_INSTRUCTION A_: Can you change "outlier" to "anomaly" in the entries between the lines holding "box-分类前-厨果类-me" and "box-分类后-金属-mean-x-icon [893,612,911,630]", inclusive, and return only those lines with everything else left as it is?

_ARTICLE_:

>>>

An electron microscope is defined as the type of microscope in which the source of illumination is the beam of accelerated electrons. It is a special type of microscope with a high resolution of images as the images can be magnified in nanometers.

There are two types of electron microscopes:

• The transmission electron microscope (TEM)
• The scanning electron microscope (SEM)

Principle of Electron Microscope

The metal used in an electron microscope is tungsten. A high voltage current is applied which results in the excitation of the electrons in the form of a continuous stream that is used as a beam of light. The lenses used in the electron microscope are magnetic coils. These magnetic coils are capable of focusing the electron beam on the sample such that the sample gets illuminated. As the flow of current increases, the strength of the magnetic lens increases. The electron beam flow is designed such that it cannot pass through the glass lens.

Application of Electron Microscope

• Quality control and failure analysis in industries are done with the help of an electron microscope.
• The images obtained in an electron microscope can be captured as electron micrographs with the help of specialized cameras.
• The study of metals and crystals became easy with the introduction of an electron microscope.

Stereo Microscope

A stereo microscope is defined as a type of microscope that provides a three-dimensional view of a specimen. It is also known as a dissecting microscope. In a stereo microscope, there are separate objective lenses and eyepiece such that there are two separate optical paths for each eye.

Principle of Stereo Microscope

A stereo microscope works on the reflected light from the sample. The magnification of the microscope takes place at low power and hence, it is suitable for magnifying opaque objects. It is suitable for thick and solid samples because it uses light reflected from the sample. The magnification of the stereo microscope is between 20x and 50x.

Applications of Stereo Microscope

• Examination of historic coins and artefacts is possible with the help of the stereomicroscope.

<<<

[Element boundary entries]
>>>

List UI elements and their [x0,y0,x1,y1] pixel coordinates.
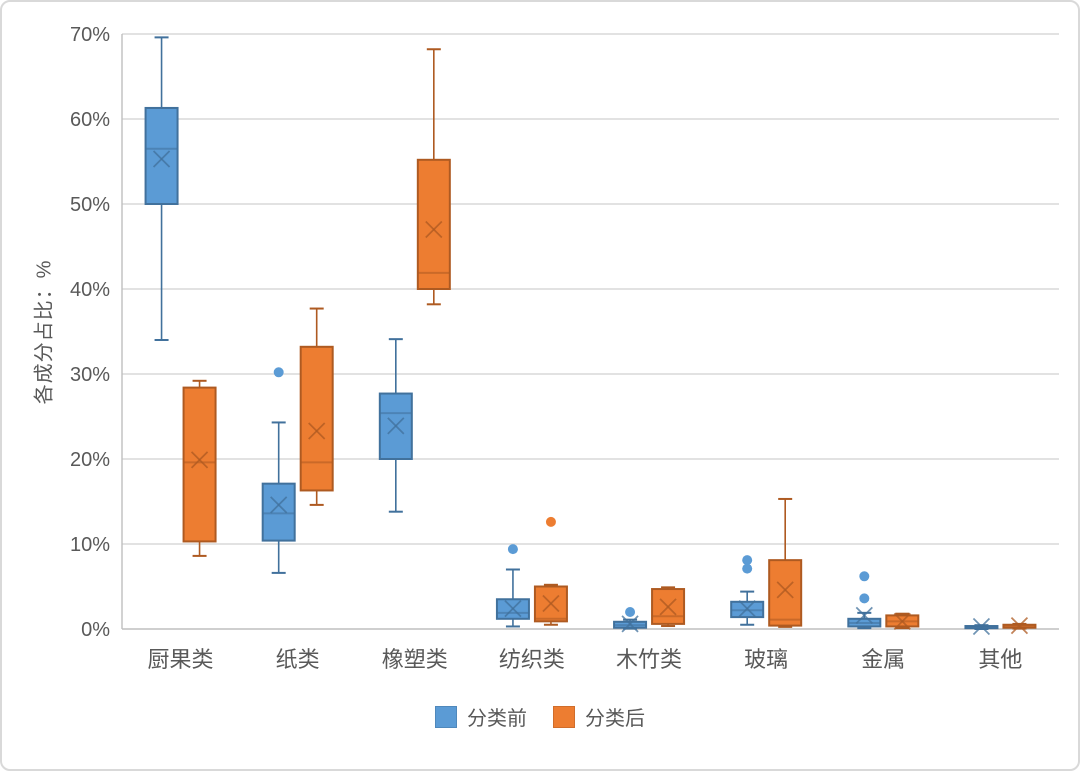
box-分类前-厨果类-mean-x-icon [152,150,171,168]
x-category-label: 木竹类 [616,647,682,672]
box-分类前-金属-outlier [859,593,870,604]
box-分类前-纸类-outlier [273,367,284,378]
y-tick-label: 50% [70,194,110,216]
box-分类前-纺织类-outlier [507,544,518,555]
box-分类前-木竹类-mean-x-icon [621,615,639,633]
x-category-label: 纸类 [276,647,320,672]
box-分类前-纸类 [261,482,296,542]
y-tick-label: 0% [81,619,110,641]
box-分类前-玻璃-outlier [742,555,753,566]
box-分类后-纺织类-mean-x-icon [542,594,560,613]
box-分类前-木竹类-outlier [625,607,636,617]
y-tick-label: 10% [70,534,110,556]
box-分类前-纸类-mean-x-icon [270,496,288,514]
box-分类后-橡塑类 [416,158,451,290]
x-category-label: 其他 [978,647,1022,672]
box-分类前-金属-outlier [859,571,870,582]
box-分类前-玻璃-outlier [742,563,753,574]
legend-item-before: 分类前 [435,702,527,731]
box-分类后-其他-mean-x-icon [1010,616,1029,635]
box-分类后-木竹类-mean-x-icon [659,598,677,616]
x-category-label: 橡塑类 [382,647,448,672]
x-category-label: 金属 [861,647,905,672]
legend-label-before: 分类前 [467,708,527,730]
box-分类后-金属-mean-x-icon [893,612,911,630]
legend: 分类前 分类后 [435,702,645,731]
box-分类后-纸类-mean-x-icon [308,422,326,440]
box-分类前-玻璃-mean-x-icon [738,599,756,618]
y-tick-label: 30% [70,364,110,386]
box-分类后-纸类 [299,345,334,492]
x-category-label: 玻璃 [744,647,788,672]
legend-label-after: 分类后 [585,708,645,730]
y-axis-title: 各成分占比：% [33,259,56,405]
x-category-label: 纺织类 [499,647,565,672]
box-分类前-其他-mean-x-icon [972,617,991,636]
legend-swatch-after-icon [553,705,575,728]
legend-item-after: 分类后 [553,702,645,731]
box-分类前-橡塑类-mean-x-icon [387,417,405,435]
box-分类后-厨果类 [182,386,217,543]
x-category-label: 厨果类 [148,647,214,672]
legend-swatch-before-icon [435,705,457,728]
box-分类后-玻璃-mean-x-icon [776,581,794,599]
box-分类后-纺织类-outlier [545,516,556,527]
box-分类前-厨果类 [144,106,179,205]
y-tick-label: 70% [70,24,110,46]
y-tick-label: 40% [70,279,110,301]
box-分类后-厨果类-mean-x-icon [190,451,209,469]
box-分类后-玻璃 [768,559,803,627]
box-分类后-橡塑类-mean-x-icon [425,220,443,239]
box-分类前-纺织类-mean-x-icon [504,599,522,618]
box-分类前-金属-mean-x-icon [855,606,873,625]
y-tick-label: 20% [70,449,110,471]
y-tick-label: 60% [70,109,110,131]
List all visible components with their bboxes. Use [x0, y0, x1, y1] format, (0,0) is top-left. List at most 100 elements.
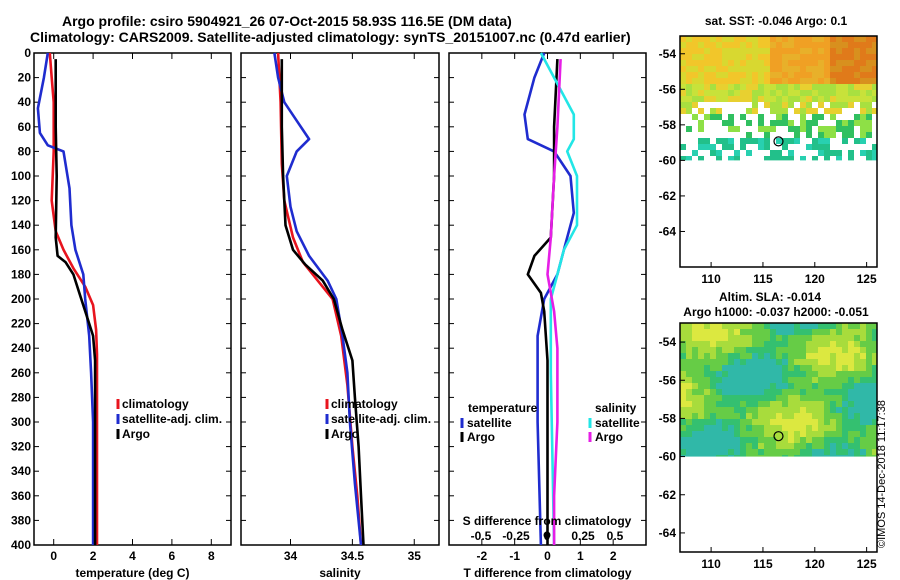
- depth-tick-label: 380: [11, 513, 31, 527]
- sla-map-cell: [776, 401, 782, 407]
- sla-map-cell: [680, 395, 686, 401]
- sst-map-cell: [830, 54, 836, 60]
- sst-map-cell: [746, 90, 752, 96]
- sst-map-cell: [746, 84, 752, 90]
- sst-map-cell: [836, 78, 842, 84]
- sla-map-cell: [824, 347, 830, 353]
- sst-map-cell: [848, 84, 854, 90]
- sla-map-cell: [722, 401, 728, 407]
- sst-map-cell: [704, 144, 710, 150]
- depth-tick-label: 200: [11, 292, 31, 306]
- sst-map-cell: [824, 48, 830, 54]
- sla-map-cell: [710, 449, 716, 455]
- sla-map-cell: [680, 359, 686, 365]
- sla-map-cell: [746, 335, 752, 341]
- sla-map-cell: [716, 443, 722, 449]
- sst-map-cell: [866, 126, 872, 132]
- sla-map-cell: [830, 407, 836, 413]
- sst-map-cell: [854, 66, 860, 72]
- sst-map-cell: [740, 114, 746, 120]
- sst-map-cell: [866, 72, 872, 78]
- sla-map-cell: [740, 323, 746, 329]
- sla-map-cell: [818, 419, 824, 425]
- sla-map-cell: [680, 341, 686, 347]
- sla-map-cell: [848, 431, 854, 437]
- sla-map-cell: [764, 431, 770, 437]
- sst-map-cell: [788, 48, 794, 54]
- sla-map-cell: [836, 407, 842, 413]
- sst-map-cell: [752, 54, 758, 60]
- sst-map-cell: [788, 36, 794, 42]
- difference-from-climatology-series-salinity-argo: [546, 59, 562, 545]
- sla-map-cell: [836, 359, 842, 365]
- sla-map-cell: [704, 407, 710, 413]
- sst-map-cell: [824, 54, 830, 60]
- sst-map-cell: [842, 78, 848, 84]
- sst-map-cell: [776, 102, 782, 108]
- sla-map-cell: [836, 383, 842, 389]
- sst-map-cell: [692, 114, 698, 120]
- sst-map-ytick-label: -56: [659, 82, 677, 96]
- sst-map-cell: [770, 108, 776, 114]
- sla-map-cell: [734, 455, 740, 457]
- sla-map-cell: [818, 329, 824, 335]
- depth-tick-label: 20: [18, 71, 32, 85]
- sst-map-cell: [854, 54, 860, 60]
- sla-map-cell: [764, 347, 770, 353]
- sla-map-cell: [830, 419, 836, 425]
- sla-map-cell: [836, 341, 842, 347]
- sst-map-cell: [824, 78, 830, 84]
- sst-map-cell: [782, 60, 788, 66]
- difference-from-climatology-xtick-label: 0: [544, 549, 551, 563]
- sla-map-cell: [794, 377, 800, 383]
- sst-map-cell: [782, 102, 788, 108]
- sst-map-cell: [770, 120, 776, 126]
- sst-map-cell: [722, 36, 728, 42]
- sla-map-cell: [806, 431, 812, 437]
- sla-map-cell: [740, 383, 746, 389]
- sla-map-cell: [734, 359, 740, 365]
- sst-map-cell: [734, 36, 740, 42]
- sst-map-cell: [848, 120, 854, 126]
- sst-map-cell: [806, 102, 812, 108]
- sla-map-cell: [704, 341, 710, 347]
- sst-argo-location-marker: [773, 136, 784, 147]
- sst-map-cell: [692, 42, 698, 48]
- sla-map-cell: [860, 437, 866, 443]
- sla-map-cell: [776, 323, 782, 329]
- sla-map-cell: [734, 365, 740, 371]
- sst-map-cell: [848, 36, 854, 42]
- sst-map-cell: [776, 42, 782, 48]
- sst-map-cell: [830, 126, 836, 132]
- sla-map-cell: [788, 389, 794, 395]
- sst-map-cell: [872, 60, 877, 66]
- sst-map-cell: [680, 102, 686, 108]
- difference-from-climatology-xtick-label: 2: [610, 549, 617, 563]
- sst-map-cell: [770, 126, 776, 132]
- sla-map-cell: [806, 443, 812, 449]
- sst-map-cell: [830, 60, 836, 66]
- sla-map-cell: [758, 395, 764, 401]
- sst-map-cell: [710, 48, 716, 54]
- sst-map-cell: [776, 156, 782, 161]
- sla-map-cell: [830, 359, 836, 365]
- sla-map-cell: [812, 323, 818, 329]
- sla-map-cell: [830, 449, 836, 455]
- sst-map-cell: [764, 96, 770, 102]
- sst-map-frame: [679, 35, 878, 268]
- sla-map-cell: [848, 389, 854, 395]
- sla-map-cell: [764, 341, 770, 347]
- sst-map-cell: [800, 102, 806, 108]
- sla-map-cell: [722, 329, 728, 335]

<<<

_INSTRUCTION B_: What is the exact wording of the microscope article between "A stereo microscope is" and "for each eye.", inclusive?

_TASK OUTPUT A_:
box-分类前-厨果类-mean-x-icon [152,150,171,168]
x-category-label: 木竹类 [616,647,682,672]
box-分类前-金属-anomaly [859,593,870,604]
box-分类前-纸类-anomaly [273,367,284,378]
y-tick-label: 50% [70,194,110,216]
box-分类前-纺织类-anomaly [507,544,518,555]
box-分类前-木竹类-mean-x-icon [621,615,639,633]
x-category-label: 纸类 [276,647,320,672]
box-分类前-纸类 [261,482,296,542]
y-tick-label: 0% [81,619,110,641]
box-分类前-玻璃-anomaly [742,555,753,566]
box-分类后-纺织类-mean-x-icon [542,594,560,613]
box-分类前-木竹类-anomaly [625,607,636,617]
y-tick-label: 10% [70,534,110,556]
box-分类前-纸类-mean-x-icon [270,496,288,514]
box-分类后-橡塑类 [416,158,451,290]
x-category-label: 其他 [978,647,1022,672]
box-分类前-金属-anomaly [859,571,870,582]
box-分类前-玻璃-anomaly [742,563,753,574]
legend-item-before: 分类前 [435,702,527,731]
box-分类后-其他-mean-x-icon [1010,616,1029,635]
box-分类后-木竹类-mean-x-icon [659,598,677,616]
x-category-label: 橡塑类 [382,647,448,672]
x-category-label: 金属 [861,647,905,672]
legend-label-before: 分类前 [467,708,527,730]
box-分类后-金属-mean-x-icon [893,612,911,630]

_TASK OUTPUT B_:
A stereo microscope is defined as a type of microscope that provides a three-dimensional view of a specimen. It is also known as a dissecting microscope. In a stereo microscope, there are separate objective lenses and eyepiece such that there are two separate optical paths for each eye.